Filter the data for lines with the word "name", then copy every line so identified.

----

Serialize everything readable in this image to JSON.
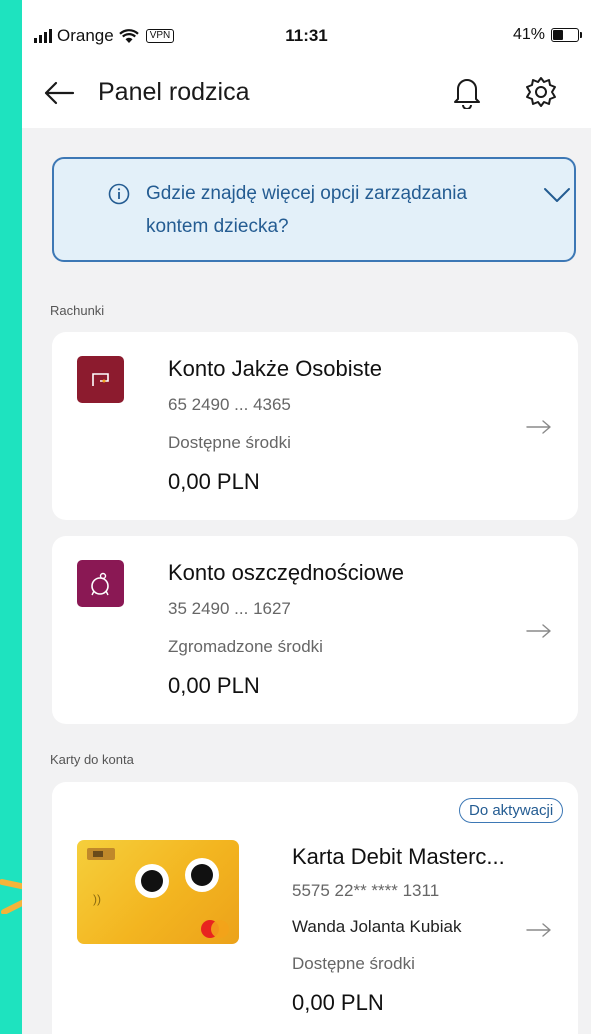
{
  "status": {
    "carrier": "Orange",
    "vpn": "VPN",
    "time": "11:31",
    "battery": "41%"
  },
  "header": {
    "title": "Panel rodzica"
  },
  "info": {
    "text": "Gdzie znajdę więcej opcji zarządzania kontem dziecka?"
  },
  "sections": {
    "accounts": "Rachunki",
    "cards": "Karty do konta"
  },
  "accounts": [
    {
      "name": "Konto Jakże Osobiste",
      "number": "65 2490 ... 4365",
      "label": "Dostępne środki",
      "amount": "0,00 PLN",
      "color": "#8c1b2e"
    },
    {
      "name": "Konto oszczędnościowe",
      "number": "35 2490 ... 1627",
      "label": "Zgromadzone środki",
      "amount": "0,00 PLN",
      "color": "#8a1854"
    }
  ],
  "card": {
    "badge": "Do aktywacji",
    "name": "Karta Debit Masterc...",
    "number": "5575 22** **** 1311",
    "holder": "Wanda Jolanta Kubiak",
    "label": "Dostępne środki",
    "amount": "0,00 PLN"
  },
  "icons": [
    "back-arrow-icon",
    "bell-icon",
    "gear-icon",
    "info-icon",
    "chevron-down-icon",
    "arrow-right-icon",
    "wallet-icon",
    "piggy-bank-icon"
  ],
  "colors": {
    "background": "#1ee3bf",
    "accent_blue": "#245c92",
    "info_bg": "#e3f0f9"
  }
}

----

• **Solution to this exercise**
      "name": "Konto Jakże Osobiste",
      "name": "Konto oszczędnościowe",
    "name": "Karta Debit Masterc...",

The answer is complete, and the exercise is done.